#### YOUR INSTRUCTIONS
Omit the images, then output each of the records below exactly.

#### DATA PROVIDED
================
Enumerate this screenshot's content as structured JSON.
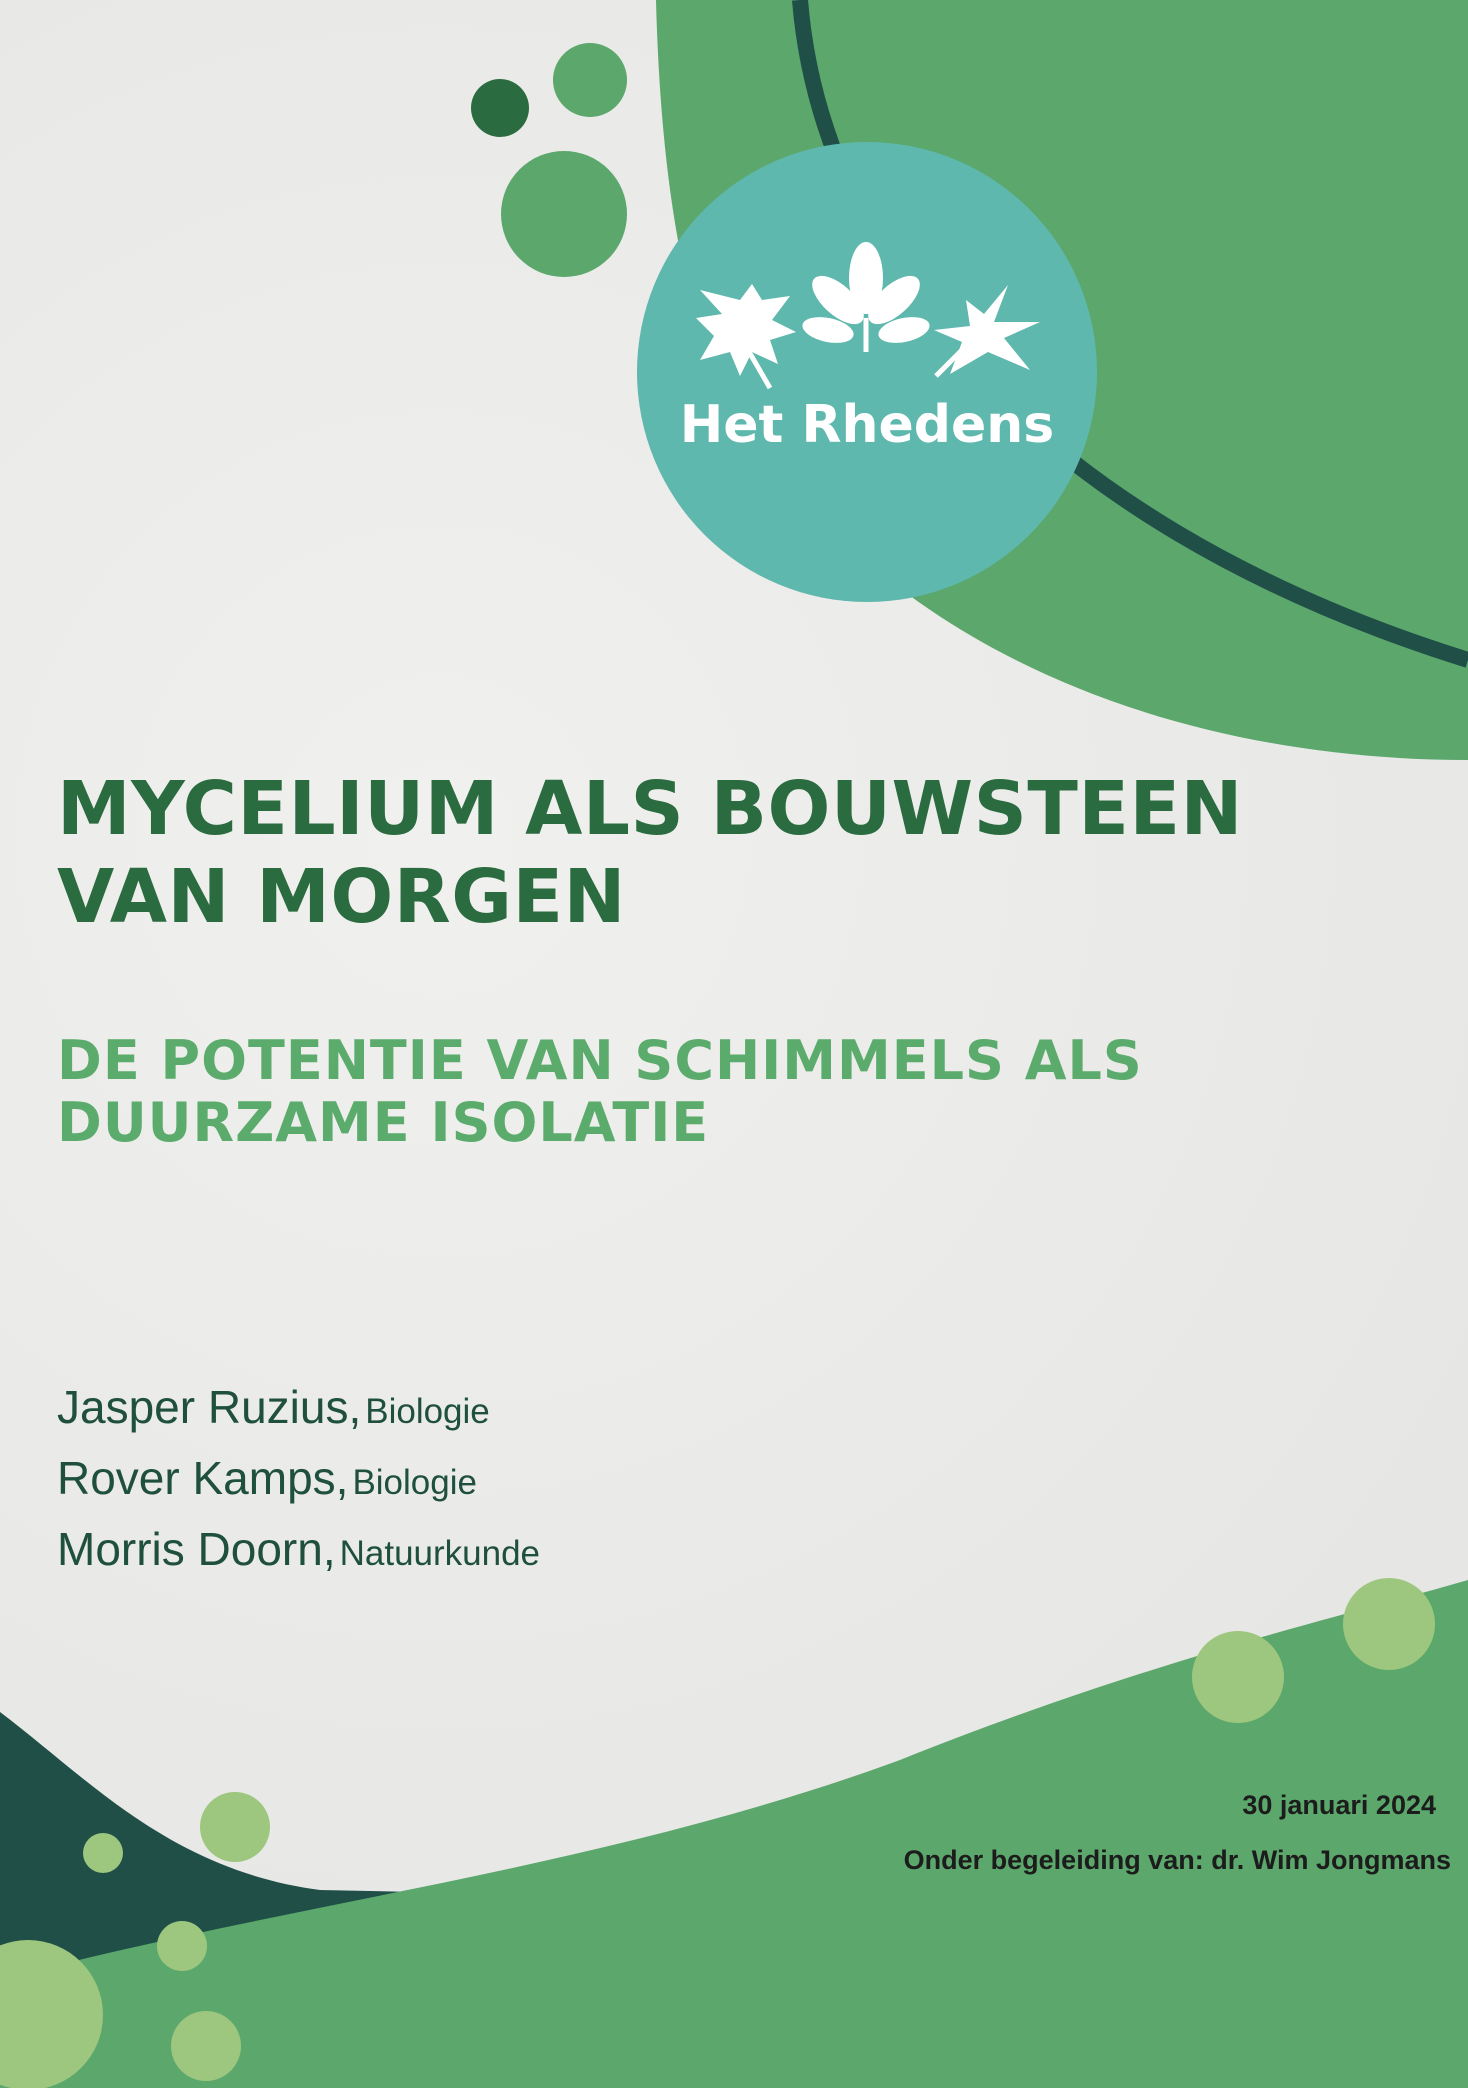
{
  "document": {
    "title": "MYCELIUM ALS BOUWSTEEN\nVAN MORGEN",
    "subtitle": "DE POTENTIE VAN SCHIMMELS ALS\nDUURZAME ISOLATIE",
    "authors": [
      {
        "name": "Jasper Ruzius,",
        "field": "Biologie"
      },
      {
        "name": "Rover Kamps,",
        "field": "Biologie"
      },
      {
        "name": "Morris Doorn,",
        "field": "Natuurkunde"
      }
    ],
    "date": "30 januari 2024",
    "supervisor": "Onder begeleiding van: dr. Wim Jongmans"
  },
  "logo": {
    "wordmark": "Het Rhedens",
    "icon": "three-leaves-icon"
  },
  "colors": {
    "primary_green": "#5ba76c",
    "dark_green": "#2a6b3f",
    "deep_teal": "#1f4f47",
    "logo_teal": "#5fb8ad",
    "light_green": "#9dc77e",
    "subtitle_green": "#5bab6c"
  }
}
================
#### OUTPUT FOR THIS TASK
Enumerate this screenshot's content as structured JSON.
{
  "document": {
    "title": "MYCELIUM ALS BOUWSTEEN\nVAN MORGEN",
    "subtitle": "DE POTENTIE VAN SCHIMMELS ALS\nDUURZAME ISOLATIE",
    "authors": [
      {
        "name": "Jasper Ruzius,",
        "field": "Biologie"
      },
      {
        "name": "Rover Kamps,",
        "field": "Biologie"
      },
      {
        "name": "Morris Doorn,",
        "field": "Natuurkunde"
      }
    ],
    "date": "30 januari 2024",
    "supervisor": "Onder begeleiding van: dr. Wim Jongmans"
  },
  "logo": {
    "wordmark": "Het Rhedens",
    "icon": "three-leaves-icon"
  },
  "colors": {
    "primary_green": "#5ba76c",
    "dark_green": "#2a6b3f",
    "deep_teal": "#1f4f47",
    "logo_teal": "#5fb8ad",
    "light_green": "#9dc77e",
    "subtitle_green": "#5bab6c"
  }
}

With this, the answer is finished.